§ **REQUIRED TASK**
Find every line containing the word "PRECP" and report the count, nothing more.

§ **SUPPLIED DATA**
Start
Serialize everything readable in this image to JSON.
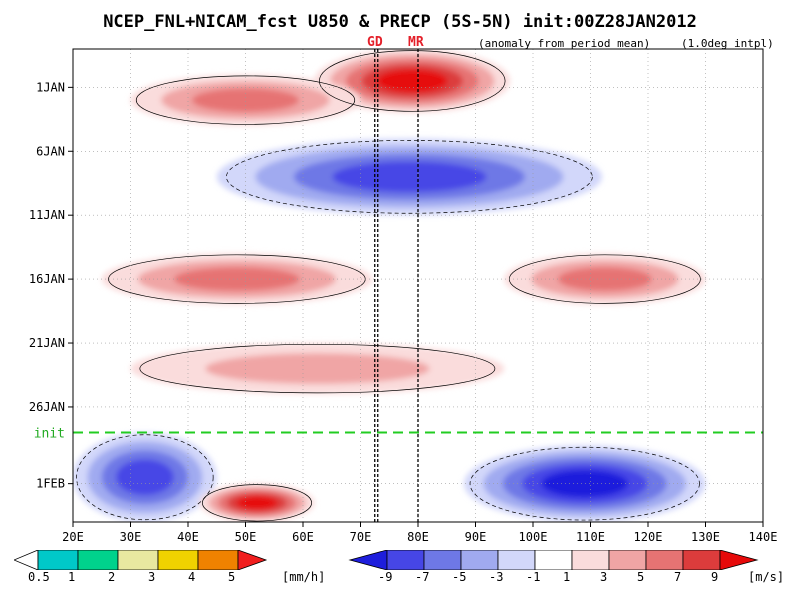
{
  "title": "NCEP_FNL+NICAM_fcst U850 & PRECP (5S-5N) init:00Z28JAN2012",
  "subtitle_left": "(anomaly from period mean)",
  "subtitle_right": "(1.0deg intpl)",
  "markers": [
    {
      "label": "GD",
      "lon": 73
    },
    {
      "label": "MR",
      "lon": 80
    }
  ],
  "init_label": "init",
  "chart_data": {
    "type": "heatmap",
    "title": "NCEP_FNL+NICAM_fcst U850 & PRECP (5S-5N) init:00Z28JAN2012",
    "x_axis": {
      "range": [
        20,
        140
      ],
      "ticks": [
        "20E",
        "30E",
        "40E",
        "50E",
        "60E",
        "70E",
        "80E",
        "90E",
        "100E",
        "110E",
        "120E",
        "130E",
        "140E"
      ],
      "tick_values": [
        20,
        30,
        40,
        50,
        60,
        70,
        80,
        90,
        100,
        110,
        120,
        130,
        140
      ]
    },
    "y_axis": {
      "ticks": [
        "1JAN",
        "6JAN",
        "11JAN",
        "16JAN",
        "21JAN",
        "26JAN",
        "1FEB"
      ],
      "tick_day_of_period": [
        1,
        6,
        11,
        16,
        21,
        26,
        32
      ],
      "range_day_of_period": [
        -2,
        35
      ],
      "init_day_of_period": 28
    },
    "u850_anomaly_features": [
      {
        "lon": [
          62,
          96
        ],
        "day": [
          -2,
          3
        ],
        "sign": "positive",
        "max": 9
      },
      {
        "lon": [
          30,
          70
        ],
        "day": [
          0,
          4
        ],
        "sign": "positive",
        "max": 5
      },
      {
        "lon": [
          45,
          112
        ],
        "day": [
          5,
          11
        ],
        "sign": "negative",
        "max": -7
      },
      {
        "lon": [
          25,
          72
        ],
        "day": [
          14,
          18
        ],
        "sign": "positive",
        "max": 5
      },
      {
        "lon": [
          95,
          130
        ],
        "day": [
          14,
          18
        ],
        "sign": "positive",
        "max": 5
      },
      {
        "lon": [
          30,
          95
        ],
        "day": [
          21,
          25
        ],
        "sign": "positive",
        "max": 3
      },
      {
        "lon": [
          20,
          45
        ],
        "day": [
          28,
          35
        ],
        "sign": "negative",
        "max": -7
      },
      {
        "lon": [
          42,
          62
        ],
        "day": [
          32,
          35
        ],
        "sign": "positive",
        "max": 9
      },
      {
        "lon": [
          88,
          130
        ],
        "day": [
          29,
          35
        ],
        "sign": "negative",
        "max": -9
      }
    ],
    "precip_legend": {
      "unit": "[mm/h]",
      "levels": [
        "0.5",
        "1",
        "2",
        "3",
        "4",
        "5"
      ],
      "colors": [
        "#00c8c8",
        "#00d28c",
        "#e8e8a0",
        "#f0d200",
        "#f08200",
        "#f01e1e"
      ]
    },
    "u850_legend": {
      "unit": "[m/s]",
      "levels": [
        "-9",
        "-7",
        "-5",
        "-3",
        "-1",
        "1",
        "3",
        "5",
        "7",
        "9"
      ],
      "colors": [
        "#1e1edc",
        "#4646e6",
        "#6e78e6",
        "#a0aaf0",
        "#d2d7fa",
        "#ffffff",
        "#fadcdc",
        "#f0a5a5",
        "#e67373",
        "#dc3c3c",
        "#e60a0a"
      ]
    }
  }
}
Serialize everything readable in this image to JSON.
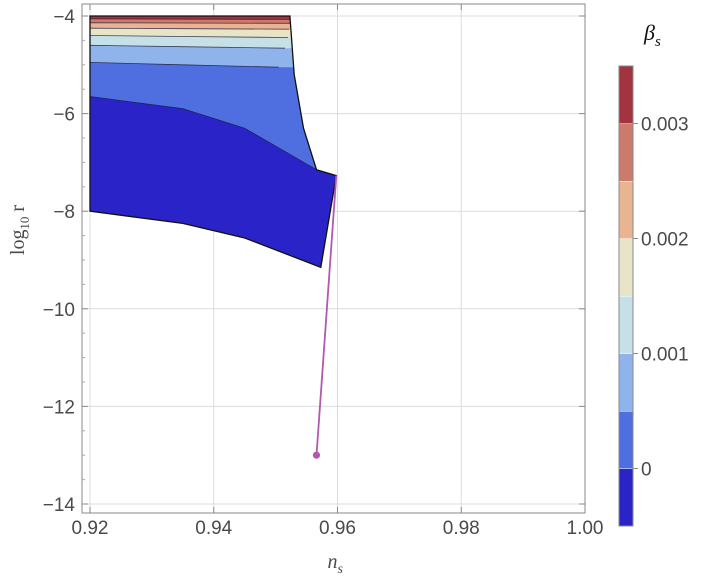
{
  "chart_data": {
    "type": "contour",
    "xlabel": {
      "main": "n",
      "sub": "s"
    },
    "ylabel": {
      "main": "log",
      "sub": "10",
      "tail": " r"
    },
    "xlim": [
      0.92,
      1.0
    ],
    "ylim": [
      -14.2,
      -3.8
    ],
    "x_ticks": [
      0.92,
      0.94,
      0.96,
      0.98,
      1.0
    ],
    "x_tick_labels": [
      "0.92",
      "0.94",
      "0.96",
      "0.98",
      "1.00"
    ],
    "y_ticks": [
      -4,
      -6,
      -8,
      -10,
      -12,
      -14
    ],
    "y_tick_labels": [
      "−4",
      "−6",
      "−8",
      "−10",
      "−12",
      "−14"
    ],
    "grid": true,
    "region": {
      "left_x": 0.92,
      "top_y": -4.0,
      "top_right_x": 0.9523,
      "kink": [
        0.9566,
        -7.15
      ],
      "tip": [
        0.9598,
        -7.27
      ],
      "lower_tip": [
        0.9573,
        -9.15
      ],
      "bottom_left": [
        0.92,
        -8.0
      ]
    },
    "bands": [
      {
        "level": -0.0005,
        "color": "#2a24c8",
        "upper": [
          [
            0.92,
            -5.65
          ],
          [
            0.935,
            -5.9
          ],
          [
            0.945,
            -6.3
          ],
          [
            0.9566,
            -7.15
          ]
        ]
      },
      {
        "level": 0.0,
        "color": "#4f6fe0",
        "upper": [
          [
            0.92,
            -4.95
          ],
          [
            0.935,
            -5.0
          ],
          [
            0.9505,
            -5.05
          ]
        ]
      },
      {
        "level": 0.0005,
        "color": "#8fb4ec",
        "upper": [
          [
            0.92,
            -4.6
          ],
          [
            0.935,
            -4.63
          ],
          [
            0.9515,
            -4.66
          ]
        ]
      },
      {
        "level": 0.001,
        "color": "#c5e0e6",
        "upper": [
          [
            0.92,
            -4.4
          ],
          [
            0.935,
            -4.42
          ],
          [
            0.952,
            -4.44
          ]
        ]
      },
      {
        "level": 0.0015,
        "color": "#e8e4c8",
        "upper": [
          [
            0.92,
            -4.25
          ],
          [
            0.935,
            -4.26
          ],
          [
            0.9522,
            -4.27
          ]
        ]
      },
      {
        "level": 0.002,
        "color": "#e8b491",
        "upper": [
          [
            0.92,
            -4.14
          ],
          [
            0.9523,
            -4.15
          ]
        ]
      },
      {
        "level": 0.0025,
        "color": "#cc7a6c",
        "upper": [
          [
            0.92,
            -4.06
          ],
          [
            0.9523,
            -4.07
          ]
        ]
      },
      {
        "level": 0.003,
        "color": "#a3333f",
        "upper": [
          [
            0.92,
            -4.0
          ],
          [
            0.9523,
            -4.0
          ]
        ]
      }
    ],
    "line": {
      "color": "#b158b0",
      "points": [
        [
          0.9598,
          -7.27
        ],
        [
          0.9566,
          -13.0
        ]
      ],
      "end_marker": [
        0.9566,
        -13.0
      ]
    },
    "colorbar": {
      "title": "β",
      "title_sub": "s",
      "range": [
        -0.0005,
        0.0035
      ],
      "bins": [
        {
          "from": -0.0005,
          "to": 0.0,
          "color": "#2a24c8"
        },
        {
          "from": 0.0,
          "to": 0.0005,
          "color": "#4f6fe0"
        },
        {
          "from": 0.0005,
          "to": 0.001,
          "color": "#8fb4ec"
        },
        {
          "from": 0.001,
          "to": 0.0015,
          "color": "#c5e0e6"
        },
        {
          "from": 0.0015,
          "to": 0.002,
          "color": "#e8e4c8"
        },
        {
          "from": 0.002,
          "to": 0.0025,
          "color": "#e8b491"
        },
        {
          "from": 0.0025,
          "to": 0.003,
          "color": "#cc7a6c"
        },
        {
          "from": 0.003,
          "to": 0.0035,
          "color": "#a3333f"
        }
      ],
      "ticks": [
        0,
        0.001,
        0.002,
        0.003
      ],
      "tick_labels": [
        "0",
        "0.001",
        "0.002",
        "0.003"
      ]
    }
  }
}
End
§ **RIGHT ANSWER**
2